> **Source text**:
————
Taking a walk on the wild side
Published on: 03 Feb 2016
Linda Tanner sees the Frome Valley through the eyes of Bristol’s answer to Ray Mears, wildlife expert Steve England
STEVE England is a man on a mission – to make more of us aware of the amazing natural history on the doorstep in our part of Bristol.
“It is literally underneath our feet,” he says. “With every step you take from Stoke Park towards the Frome Valley, you are travelling back in time 100,000 years.”
Steve left school without qualifications but has built up encyclopaedic knowledge of the area he has lived in all his life. At almost 50, he still has the infectious enthusiasm of a schoolboy about the wildlife and geology all around him.
I have walked from Snuff Mills alongside the River Frome to Frenchay dozens of times but will see it with new eyes after treading the path with Steve in the mild early part of this winter.
————
> **Structured page parsing data**:
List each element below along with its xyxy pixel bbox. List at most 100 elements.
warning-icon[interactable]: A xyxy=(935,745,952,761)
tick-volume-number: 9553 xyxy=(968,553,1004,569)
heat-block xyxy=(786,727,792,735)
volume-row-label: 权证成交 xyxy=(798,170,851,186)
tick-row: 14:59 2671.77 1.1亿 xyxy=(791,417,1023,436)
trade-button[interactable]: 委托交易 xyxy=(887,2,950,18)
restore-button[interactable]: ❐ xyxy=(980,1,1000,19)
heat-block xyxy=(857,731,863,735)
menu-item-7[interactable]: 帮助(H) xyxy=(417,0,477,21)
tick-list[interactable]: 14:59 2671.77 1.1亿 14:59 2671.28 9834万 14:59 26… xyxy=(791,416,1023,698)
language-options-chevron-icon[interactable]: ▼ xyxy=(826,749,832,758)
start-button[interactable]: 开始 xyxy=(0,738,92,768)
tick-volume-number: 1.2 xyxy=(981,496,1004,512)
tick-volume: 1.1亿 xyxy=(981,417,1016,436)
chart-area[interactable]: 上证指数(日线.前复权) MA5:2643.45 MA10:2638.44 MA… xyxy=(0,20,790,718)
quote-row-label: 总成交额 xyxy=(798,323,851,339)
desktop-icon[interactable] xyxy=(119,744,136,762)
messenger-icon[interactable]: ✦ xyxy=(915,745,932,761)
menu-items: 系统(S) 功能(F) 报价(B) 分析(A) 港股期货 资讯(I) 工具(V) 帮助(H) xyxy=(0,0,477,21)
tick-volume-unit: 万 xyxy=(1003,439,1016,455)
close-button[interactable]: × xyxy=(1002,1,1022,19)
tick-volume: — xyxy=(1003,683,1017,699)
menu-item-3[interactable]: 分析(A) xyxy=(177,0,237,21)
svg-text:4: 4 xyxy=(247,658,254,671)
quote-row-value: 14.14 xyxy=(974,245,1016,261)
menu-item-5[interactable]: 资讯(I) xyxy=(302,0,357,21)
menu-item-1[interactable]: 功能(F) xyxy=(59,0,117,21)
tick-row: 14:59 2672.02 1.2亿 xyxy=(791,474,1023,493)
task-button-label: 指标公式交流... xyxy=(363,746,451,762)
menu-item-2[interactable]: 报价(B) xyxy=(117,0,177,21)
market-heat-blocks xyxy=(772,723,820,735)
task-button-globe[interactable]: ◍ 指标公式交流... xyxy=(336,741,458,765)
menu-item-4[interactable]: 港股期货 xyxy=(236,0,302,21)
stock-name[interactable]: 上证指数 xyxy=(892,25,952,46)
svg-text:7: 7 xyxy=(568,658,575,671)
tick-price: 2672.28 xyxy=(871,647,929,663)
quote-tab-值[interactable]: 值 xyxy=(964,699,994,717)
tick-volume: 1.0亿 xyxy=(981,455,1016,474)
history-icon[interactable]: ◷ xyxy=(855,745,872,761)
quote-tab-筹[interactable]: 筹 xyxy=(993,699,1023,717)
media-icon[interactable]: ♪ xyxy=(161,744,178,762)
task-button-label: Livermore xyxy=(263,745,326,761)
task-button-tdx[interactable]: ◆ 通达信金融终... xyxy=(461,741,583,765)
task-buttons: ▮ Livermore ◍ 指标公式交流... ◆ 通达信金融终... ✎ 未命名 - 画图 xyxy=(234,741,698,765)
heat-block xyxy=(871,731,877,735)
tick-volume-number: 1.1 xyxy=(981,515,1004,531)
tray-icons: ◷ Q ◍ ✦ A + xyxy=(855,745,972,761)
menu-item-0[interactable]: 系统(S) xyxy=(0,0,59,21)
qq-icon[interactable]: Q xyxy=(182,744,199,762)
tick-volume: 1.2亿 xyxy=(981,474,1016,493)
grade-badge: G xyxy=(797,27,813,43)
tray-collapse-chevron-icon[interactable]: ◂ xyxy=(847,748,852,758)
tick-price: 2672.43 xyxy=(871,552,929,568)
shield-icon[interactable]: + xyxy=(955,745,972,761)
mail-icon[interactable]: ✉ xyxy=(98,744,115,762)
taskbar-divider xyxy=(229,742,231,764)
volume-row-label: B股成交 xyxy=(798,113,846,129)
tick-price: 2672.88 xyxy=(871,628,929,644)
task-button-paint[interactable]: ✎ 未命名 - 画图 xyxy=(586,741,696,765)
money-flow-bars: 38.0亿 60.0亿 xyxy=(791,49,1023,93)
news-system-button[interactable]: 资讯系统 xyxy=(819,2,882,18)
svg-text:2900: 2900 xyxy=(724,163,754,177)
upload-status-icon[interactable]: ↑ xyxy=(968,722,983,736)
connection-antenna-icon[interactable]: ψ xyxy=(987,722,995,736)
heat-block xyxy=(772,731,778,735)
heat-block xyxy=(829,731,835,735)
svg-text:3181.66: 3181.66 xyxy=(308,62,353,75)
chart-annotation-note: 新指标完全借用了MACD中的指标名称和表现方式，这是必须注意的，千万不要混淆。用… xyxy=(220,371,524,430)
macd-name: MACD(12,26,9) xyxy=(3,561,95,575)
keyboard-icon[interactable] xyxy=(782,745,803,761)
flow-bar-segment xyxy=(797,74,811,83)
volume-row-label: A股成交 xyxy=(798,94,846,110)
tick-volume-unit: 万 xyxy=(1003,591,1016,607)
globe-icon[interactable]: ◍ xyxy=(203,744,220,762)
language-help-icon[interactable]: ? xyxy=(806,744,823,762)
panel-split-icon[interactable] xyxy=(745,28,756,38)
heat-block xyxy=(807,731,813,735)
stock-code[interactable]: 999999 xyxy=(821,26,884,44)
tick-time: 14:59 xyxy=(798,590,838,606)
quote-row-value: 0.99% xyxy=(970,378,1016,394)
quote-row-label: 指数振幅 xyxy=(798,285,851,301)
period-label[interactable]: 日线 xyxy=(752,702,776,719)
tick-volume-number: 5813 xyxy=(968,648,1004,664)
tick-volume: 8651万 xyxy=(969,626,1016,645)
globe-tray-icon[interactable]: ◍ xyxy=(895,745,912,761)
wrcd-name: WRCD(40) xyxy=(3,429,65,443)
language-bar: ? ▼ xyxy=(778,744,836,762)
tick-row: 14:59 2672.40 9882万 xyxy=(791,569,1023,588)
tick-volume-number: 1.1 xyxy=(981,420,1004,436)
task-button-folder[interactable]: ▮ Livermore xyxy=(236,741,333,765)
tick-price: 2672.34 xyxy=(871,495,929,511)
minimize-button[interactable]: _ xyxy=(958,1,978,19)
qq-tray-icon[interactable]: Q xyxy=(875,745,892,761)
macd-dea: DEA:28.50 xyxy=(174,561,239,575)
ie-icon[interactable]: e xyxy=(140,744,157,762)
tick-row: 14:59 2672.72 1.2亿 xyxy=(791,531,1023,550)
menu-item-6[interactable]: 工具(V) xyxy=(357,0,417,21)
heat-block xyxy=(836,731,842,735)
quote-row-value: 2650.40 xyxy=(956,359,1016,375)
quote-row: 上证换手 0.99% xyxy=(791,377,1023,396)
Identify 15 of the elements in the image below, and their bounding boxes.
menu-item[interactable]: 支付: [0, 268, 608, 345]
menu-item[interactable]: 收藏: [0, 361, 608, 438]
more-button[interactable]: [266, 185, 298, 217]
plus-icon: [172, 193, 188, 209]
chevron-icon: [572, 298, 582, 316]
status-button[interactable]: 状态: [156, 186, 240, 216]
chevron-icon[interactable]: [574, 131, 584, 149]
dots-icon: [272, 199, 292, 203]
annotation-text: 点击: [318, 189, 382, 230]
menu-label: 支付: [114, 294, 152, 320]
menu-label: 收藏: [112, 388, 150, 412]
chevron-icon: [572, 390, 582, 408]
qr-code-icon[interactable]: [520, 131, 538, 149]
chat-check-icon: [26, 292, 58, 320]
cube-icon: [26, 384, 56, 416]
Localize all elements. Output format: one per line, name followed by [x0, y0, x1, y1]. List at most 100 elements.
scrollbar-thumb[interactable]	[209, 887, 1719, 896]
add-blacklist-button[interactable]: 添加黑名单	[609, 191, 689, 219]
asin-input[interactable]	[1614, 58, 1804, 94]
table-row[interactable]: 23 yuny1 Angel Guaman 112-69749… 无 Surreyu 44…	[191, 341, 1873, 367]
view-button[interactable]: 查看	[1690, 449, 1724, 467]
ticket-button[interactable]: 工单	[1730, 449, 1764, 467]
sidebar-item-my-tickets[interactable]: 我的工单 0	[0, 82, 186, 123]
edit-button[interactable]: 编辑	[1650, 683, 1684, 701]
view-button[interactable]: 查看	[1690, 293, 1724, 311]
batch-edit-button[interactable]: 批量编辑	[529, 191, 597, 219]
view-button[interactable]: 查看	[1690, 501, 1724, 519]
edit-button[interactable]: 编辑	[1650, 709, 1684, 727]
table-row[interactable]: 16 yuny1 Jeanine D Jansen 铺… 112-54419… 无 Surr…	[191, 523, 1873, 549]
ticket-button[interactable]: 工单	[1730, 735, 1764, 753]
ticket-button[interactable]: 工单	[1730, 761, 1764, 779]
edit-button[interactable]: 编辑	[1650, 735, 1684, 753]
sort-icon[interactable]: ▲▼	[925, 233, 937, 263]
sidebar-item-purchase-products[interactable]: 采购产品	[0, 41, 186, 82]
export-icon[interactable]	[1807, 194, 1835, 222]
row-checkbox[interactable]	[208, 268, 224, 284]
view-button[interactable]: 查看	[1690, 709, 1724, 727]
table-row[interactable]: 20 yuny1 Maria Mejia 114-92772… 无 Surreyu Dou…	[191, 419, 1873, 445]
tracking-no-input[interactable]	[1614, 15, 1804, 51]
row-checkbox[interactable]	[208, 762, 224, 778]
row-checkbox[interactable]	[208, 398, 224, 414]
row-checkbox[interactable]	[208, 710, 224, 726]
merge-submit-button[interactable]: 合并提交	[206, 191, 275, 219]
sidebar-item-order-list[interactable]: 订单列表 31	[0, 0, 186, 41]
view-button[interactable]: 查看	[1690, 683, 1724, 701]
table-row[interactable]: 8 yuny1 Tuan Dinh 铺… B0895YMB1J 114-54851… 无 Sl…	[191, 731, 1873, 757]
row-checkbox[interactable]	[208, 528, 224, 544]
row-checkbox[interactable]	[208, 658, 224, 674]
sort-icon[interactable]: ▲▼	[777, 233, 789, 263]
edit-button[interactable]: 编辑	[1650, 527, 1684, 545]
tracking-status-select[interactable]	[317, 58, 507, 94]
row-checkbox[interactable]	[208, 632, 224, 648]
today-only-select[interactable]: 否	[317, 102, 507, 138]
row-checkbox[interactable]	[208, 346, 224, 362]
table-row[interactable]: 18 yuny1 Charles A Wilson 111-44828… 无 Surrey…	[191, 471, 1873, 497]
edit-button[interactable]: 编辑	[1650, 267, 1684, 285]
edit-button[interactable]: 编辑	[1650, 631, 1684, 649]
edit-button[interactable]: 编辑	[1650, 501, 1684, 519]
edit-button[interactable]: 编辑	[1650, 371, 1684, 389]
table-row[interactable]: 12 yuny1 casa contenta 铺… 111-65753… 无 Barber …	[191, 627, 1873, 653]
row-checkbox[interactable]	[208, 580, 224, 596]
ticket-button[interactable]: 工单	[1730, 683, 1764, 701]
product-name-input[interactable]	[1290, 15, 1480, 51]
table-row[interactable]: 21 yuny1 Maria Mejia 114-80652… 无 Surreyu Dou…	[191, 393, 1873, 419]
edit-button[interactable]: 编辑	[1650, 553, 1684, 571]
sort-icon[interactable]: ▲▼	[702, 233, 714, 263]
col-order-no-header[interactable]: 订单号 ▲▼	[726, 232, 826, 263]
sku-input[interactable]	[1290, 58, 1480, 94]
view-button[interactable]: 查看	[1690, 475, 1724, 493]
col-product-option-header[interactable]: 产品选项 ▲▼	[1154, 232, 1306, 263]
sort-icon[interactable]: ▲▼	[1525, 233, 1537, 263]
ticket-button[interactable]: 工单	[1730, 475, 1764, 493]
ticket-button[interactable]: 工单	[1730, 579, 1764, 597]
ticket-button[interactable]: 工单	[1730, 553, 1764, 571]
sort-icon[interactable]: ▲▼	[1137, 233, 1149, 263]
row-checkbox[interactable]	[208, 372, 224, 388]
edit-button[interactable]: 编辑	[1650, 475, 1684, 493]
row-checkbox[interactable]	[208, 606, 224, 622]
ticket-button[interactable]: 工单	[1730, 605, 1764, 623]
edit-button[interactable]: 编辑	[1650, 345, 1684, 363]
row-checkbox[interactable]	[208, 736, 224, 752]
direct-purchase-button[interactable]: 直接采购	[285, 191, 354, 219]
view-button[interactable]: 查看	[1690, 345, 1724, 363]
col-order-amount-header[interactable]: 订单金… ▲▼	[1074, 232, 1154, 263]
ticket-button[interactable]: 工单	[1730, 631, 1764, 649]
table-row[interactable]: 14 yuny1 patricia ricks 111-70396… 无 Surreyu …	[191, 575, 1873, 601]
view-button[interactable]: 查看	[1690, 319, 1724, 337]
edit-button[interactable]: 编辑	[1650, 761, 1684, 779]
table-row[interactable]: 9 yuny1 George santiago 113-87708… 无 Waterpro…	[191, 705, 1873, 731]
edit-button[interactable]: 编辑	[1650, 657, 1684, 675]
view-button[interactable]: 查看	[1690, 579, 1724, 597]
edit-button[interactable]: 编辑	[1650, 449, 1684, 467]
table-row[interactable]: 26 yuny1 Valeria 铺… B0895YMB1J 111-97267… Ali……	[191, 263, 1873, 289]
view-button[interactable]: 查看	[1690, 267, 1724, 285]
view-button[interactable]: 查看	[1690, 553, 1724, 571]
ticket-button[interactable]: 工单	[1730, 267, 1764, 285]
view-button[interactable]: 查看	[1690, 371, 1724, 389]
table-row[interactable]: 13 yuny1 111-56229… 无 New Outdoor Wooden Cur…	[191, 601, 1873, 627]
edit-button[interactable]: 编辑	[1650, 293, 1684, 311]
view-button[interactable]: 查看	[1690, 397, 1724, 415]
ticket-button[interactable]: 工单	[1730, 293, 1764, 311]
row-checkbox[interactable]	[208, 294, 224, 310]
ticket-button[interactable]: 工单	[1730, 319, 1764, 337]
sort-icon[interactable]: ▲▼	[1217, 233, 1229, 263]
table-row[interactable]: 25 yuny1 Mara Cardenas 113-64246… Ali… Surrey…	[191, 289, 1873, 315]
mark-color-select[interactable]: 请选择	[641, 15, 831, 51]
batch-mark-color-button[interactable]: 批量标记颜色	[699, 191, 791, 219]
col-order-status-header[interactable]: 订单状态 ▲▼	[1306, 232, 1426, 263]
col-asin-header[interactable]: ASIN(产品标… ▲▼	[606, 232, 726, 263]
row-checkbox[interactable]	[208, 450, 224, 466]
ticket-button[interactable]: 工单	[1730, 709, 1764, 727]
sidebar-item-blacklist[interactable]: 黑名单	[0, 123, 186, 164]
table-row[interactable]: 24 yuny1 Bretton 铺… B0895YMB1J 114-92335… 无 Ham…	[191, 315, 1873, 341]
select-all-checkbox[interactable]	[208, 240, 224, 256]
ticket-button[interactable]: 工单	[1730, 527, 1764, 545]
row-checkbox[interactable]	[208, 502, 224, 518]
————
> **Work to complete**: Pick up the article about walking the Frome Valley with Steve England after its last sentence and write what comes next.

> **Exercise result**:
He leapt about, discovering fossils and fungi, spotting flowers blooming out of season, and pointing out birds and insects.
“A seven-spot ladybird, a woodland buttercup (lesser celandine), an arum lily – we should not be seeing these,” he exclaimed. “It is all evidence of climate change.”
Steve is a man who likes to ask questions and study evidence, and he believes school children and adults can learn a great deal from getting out in the wild and doing the same.
“The Frome Valley is a goldmine. Its potential has never been exploited,” he said. “What excites me most about it is its geology – three sets of time periods – and its incredible diversity of wildlife.”
Steve’s studies were boosted three years ago when a professor of palaentology from Imperial College and two students came down to help him “read the rocks”.
“We combed every rock looking for evidence of prehistory. Rocks are like a book. Each layer is like a page. They tell a story of what happened 300 million years ago,” he said.
“We won’t find any dinosaurs in the Frome Valley, because it predates them. It was formed in the Carboniferous period. Probably the Amazon basin is the closest to how this place would have looked then.”
Towards Duchess Gates, evidence is found from the Triassic period, 200 million years ago when Bristol resembled a tropical island. “It was like the Bahamas, with a deep blue ocean. The remnants of it can be seen in the sandstone cliff at Frenchay Park Road.”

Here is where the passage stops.